THE TASK: The data must be written out once more, precisely as given.

EXTRACTED ENTRIES:
══════

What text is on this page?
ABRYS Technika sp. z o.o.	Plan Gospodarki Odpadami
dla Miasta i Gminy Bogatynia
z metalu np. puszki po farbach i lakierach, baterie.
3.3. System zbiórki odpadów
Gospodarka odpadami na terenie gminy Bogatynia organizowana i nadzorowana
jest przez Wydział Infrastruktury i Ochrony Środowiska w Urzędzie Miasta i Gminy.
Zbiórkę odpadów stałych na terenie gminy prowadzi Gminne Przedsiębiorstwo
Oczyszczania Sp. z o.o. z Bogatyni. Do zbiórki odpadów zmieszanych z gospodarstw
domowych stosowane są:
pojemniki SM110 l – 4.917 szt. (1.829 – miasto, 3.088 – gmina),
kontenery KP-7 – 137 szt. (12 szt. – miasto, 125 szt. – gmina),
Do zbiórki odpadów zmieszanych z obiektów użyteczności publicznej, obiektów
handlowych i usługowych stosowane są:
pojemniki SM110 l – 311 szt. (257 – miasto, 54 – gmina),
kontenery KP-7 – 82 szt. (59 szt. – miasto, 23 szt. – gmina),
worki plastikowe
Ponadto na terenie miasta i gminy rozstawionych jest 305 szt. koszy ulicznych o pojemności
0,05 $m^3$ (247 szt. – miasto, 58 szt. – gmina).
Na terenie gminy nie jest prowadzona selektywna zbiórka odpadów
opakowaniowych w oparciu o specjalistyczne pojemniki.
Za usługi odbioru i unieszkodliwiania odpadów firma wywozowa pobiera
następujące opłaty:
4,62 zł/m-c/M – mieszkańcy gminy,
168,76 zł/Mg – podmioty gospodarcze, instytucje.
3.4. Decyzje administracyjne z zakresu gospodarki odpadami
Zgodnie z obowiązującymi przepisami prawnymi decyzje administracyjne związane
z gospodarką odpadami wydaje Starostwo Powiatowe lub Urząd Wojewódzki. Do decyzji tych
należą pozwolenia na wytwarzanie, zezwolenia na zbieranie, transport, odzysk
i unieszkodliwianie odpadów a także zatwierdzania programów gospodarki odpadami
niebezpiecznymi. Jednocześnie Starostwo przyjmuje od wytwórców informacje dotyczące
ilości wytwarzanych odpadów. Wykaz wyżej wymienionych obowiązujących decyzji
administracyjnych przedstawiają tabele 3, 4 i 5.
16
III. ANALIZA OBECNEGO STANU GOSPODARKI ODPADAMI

══════

IN RESPONSE:
What text is on this page?
ABRYS Technika sp. z o.o.	Plan Gospodarki Odpadami
dla Miasta i Gminy Bogatynia
z metalu np. puszki po farbach i lakierach, baterie.
3.3. System zbiórki odpadów
Gospodarka odpadami na terenie gminy Bogatynia organizowana i nadzorowana
jest przez Wydział Infrastruktury i Ochrony Środowiska w Urzędzie Miasta i Gminy.
Zbiórkę odpadów stałych na terenie gminy prowadzi Gminne Przedsiębiorstwo
Oczyszczania Sp. z o.o. z Bogatyni. Do zbiórki odpadów zmieszanych z gospodarstw
domowych stosowane są:
pojemniki SM110 l – 4.917 szt. (1.829 – miasto, 3.088 – gmina),
kontenery KP-7 – 137 szt. (12 szt. – miasto, 125 szt. – gmina),
Do zbiórki odpadów zmieszanych z obiektów użyteczności publicznej, obiektów
handlowych i usługowych stosowane są:
pojemniki SM110 l – 311 szt. (257 – miasto, 54 – gmina),
kontenery KP-7 – 82 szt. (59 szt. – miasto, 23 szt. – gmina),
worki plastikowe
Ponadto na terenie miasta i gminy rozstawionych jest 305 szt. koszy ulicznych o pojemności
0,05 $m^3$ (247 szt. – miasto, 58 szt. – gmina).
Na terenie gminy nie jest prowadzona selektywna zbiórka odpadów
opakowaniowych w oparciu o specjalistyczne pojemniki.
Za usługi odbioru i unieszkodliwiania odpadów firma wywozowa pobiera
następujące opłaty:
4,62 zł/m-c/M – mieszkańcy gminy,
168,76 zł/Mg – podmioty gospodarcze, instytucje.
3.4. Decyzje administracyjne z zakresu gospodarki odpadami
Zgodnie z obowiązującymi przepisami prawnymi decyzje administracyjne związane
z gospodarką odpadami wydaje Starostwo Powiatowe lub Urząd Wojewódzki. Do decyzji tych
należą pozwolenia na wytwarzanie, zezwolenia na zbieranie, transport, odzysk
i unieszkodliwianie odpadów a także zatwierdzania programów gospodarki odpadami
niebezpiecznymi. Jednocześnie Starostwo przyjmuje od wytwórców informacje dotyczące
ilości wytwarzanych odpadów. Wykaz wyżej wymienionych obowiązujących decyzji
administracyjnych przedstawiają tabele 3, 4 i 5.
16
III. ANALIZA OBECNEGO STANU GOSPODARKI ODPADAMI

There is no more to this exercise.